(Dataset excerpt)
___
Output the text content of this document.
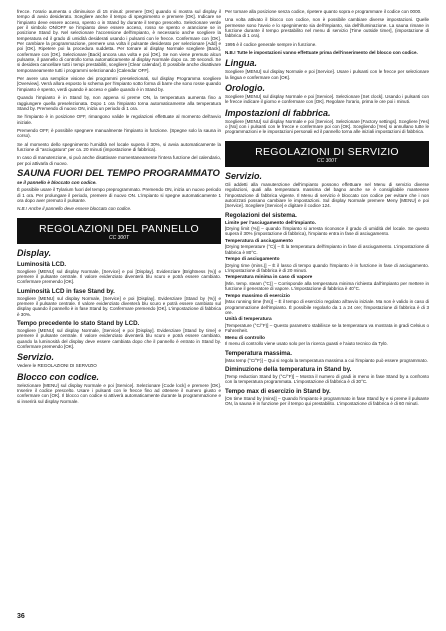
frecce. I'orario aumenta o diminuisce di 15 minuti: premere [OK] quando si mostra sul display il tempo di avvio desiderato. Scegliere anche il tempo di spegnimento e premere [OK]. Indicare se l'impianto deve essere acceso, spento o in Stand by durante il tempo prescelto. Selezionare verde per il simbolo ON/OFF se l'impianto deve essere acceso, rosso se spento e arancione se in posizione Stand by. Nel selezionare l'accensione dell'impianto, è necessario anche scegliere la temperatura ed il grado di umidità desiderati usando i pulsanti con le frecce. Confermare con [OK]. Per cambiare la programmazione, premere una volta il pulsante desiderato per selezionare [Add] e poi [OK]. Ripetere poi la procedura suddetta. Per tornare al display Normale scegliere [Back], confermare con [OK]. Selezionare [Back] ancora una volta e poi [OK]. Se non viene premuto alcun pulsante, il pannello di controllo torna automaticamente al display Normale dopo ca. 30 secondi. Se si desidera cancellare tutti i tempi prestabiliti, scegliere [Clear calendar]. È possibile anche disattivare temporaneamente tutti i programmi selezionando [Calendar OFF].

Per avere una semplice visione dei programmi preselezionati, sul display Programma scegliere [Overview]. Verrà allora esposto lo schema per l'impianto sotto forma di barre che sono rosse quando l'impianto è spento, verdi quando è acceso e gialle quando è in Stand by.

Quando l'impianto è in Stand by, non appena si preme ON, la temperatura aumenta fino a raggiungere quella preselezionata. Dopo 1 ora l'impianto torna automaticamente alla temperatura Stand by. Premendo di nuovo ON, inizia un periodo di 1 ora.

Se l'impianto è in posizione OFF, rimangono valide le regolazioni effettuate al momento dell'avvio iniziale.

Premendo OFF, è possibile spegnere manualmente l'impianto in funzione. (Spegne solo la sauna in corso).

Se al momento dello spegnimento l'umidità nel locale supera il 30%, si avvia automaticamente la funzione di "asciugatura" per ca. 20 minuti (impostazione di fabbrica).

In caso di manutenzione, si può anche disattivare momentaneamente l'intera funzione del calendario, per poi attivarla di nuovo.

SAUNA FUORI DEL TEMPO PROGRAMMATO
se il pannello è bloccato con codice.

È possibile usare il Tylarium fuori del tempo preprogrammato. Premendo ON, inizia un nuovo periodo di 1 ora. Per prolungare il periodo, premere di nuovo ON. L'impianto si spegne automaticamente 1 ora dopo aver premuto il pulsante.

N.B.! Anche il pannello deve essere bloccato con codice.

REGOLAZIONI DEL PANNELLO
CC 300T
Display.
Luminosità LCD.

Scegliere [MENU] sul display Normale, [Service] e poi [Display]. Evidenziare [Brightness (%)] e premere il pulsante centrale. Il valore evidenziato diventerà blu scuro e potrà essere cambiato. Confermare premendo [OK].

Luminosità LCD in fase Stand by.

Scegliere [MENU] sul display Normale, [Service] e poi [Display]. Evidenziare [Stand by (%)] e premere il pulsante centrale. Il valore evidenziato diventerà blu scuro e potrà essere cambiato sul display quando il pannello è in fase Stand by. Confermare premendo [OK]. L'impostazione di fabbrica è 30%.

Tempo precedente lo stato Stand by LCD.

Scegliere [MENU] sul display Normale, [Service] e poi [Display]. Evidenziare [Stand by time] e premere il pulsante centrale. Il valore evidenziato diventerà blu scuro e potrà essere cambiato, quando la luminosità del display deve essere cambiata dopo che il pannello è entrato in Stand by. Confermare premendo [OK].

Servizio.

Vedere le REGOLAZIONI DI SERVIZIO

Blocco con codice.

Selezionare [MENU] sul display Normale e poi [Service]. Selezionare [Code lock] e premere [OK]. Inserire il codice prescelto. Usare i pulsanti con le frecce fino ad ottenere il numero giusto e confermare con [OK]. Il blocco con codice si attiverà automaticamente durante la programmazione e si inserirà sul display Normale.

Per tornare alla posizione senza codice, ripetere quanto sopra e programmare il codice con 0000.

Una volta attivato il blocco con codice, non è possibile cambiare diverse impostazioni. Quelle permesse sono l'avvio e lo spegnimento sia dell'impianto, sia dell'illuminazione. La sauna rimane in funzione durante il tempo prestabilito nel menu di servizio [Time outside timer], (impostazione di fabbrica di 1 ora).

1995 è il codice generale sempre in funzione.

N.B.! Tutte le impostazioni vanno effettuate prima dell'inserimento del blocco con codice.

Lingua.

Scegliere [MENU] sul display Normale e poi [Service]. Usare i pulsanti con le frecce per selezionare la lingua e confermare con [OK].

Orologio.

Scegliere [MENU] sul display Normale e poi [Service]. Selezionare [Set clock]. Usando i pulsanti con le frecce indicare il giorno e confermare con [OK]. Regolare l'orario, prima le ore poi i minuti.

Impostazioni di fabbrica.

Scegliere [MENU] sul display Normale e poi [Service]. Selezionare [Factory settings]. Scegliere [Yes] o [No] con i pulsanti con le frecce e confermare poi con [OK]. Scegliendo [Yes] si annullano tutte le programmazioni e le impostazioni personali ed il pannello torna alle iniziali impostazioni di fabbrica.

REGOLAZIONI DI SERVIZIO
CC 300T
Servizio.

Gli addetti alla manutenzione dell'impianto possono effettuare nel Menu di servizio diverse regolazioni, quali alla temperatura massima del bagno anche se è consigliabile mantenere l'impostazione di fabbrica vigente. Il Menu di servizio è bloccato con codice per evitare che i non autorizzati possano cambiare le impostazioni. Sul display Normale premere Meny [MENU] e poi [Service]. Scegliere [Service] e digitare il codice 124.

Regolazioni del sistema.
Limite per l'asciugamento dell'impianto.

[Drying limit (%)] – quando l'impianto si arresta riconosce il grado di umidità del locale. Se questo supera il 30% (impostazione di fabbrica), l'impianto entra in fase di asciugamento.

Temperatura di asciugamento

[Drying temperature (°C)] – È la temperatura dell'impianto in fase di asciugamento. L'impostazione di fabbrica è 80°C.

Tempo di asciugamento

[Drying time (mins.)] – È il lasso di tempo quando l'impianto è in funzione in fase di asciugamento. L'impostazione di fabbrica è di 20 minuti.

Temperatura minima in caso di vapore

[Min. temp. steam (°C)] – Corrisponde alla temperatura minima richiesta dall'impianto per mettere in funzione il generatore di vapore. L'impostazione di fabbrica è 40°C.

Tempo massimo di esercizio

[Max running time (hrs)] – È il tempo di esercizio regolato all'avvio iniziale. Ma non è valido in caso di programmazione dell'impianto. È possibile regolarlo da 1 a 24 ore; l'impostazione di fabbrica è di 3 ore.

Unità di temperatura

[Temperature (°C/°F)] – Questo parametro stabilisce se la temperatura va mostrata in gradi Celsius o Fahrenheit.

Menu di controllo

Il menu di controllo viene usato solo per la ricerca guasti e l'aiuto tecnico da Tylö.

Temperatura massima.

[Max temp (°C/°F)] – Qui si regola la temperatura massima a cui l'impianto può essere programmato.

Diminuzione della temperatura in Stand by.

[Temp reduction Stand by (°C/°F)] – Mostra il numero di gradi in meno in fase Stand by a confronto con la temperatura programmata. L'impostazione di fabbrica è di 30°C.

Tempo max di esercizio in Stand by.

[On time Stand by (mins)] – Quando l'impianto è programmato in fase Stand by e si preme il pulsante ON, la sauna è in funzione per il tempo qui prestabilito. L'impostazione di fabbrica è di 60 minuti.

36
___
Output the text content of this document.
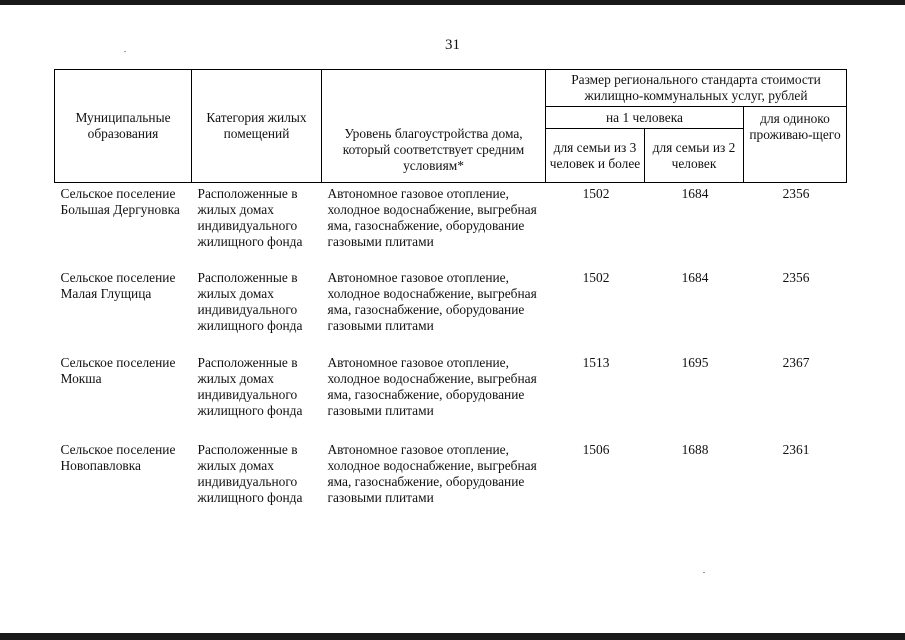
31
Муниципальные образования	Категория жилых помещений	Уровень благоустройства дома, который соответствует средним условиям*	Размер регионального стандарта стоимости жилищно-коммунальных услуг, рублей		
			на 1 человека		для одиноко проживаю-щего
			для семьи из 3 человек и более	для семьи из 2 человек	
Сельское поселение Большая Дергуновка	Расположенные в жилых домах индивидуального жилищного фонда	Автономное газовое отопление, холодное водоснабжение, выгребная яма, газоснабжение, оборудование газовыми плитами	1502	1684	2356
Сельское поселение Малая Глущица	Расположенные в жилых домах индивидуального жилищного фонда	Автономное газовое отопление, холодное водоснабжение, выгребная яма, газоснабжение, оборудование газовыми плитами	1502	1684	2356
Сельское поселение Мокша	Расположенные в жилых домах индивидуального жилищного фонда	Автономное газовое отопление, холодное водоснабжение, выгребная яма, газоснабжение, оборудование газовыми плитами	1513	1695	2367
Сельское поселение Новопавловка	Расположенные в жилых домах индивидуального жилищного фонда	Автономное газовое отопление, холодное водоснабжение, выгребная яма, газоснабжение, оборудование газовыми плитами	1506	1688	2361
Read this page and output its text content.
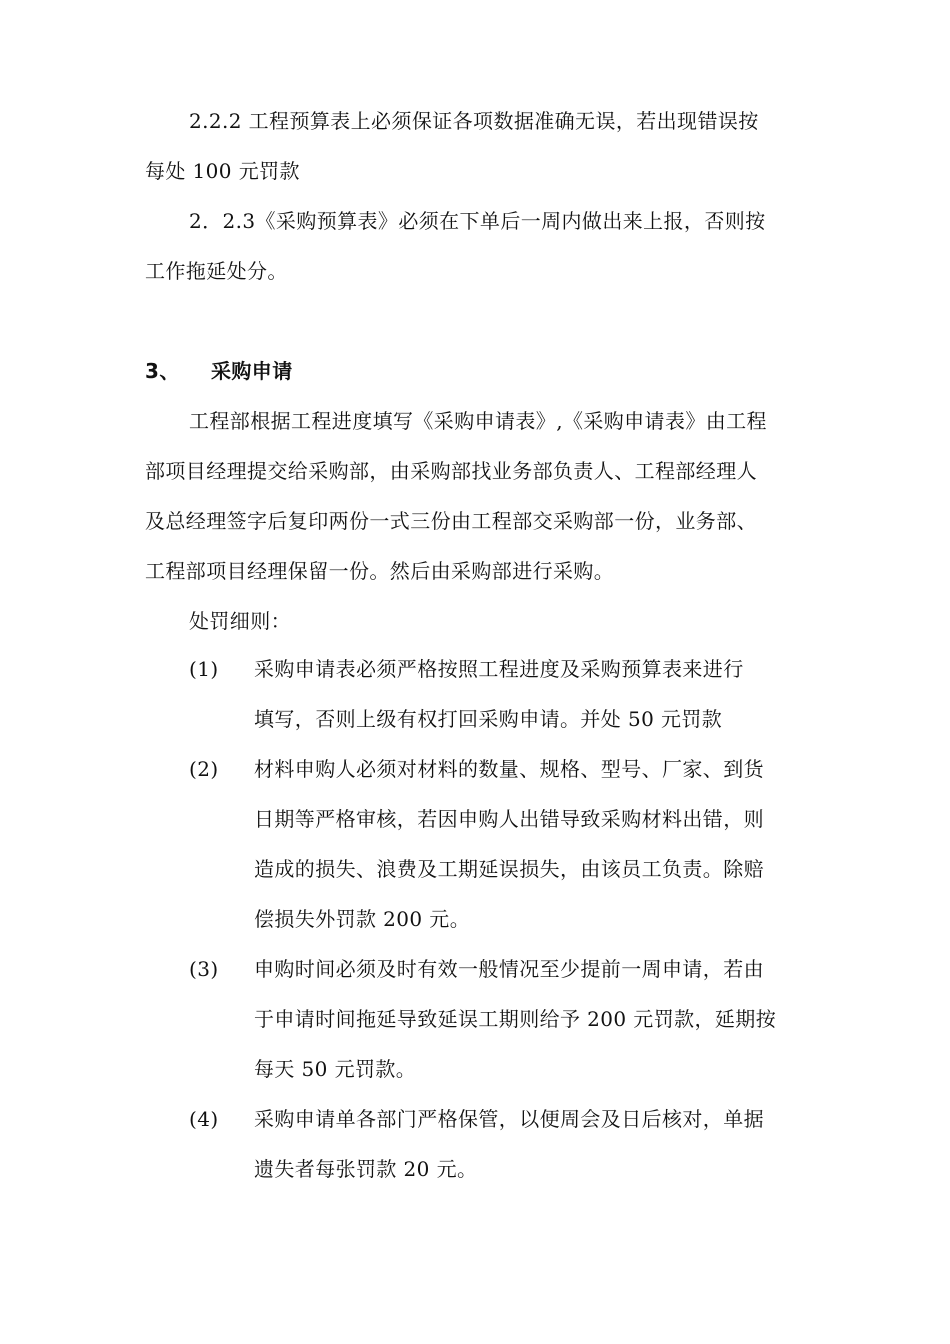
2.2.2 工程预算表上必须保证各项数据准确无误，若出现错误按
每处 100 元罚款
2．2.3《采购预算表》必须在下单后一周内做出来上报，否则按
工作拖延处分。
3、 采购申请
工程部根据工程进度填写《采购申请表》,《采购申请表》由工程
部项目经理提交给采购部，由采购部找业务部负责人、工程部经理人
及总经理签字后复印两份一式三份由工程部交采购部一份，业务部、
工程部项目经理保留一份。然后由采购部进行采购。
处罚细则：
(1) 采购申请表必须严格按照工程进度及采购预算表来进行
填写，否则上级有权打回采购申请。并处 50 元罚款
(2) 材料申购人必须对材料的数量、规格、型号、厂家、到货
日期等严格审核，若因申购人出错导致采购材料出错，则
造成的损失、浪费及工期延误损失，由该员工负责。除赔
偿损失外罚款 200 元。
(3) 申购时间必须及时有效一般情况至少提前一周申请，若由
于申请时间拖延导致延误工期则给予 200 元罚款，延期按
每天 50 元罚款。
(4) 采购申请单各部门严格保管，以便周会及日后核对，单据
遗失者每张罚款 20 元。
___
#### [Task]
Check all the records above and select each line where the string "momento" is found.

#### [Exercise result]
Se l'impianto è in posizione OFF, rimangono valide le regolazioni effettuate al momento dell'avvio iniziale.
Se al momento dello spegnimento l'umidità nel locale supera il 30%, si avvia automaticamente la funzione di "asciugatura" per ca. 20 minuti (impostazione di fabbrica).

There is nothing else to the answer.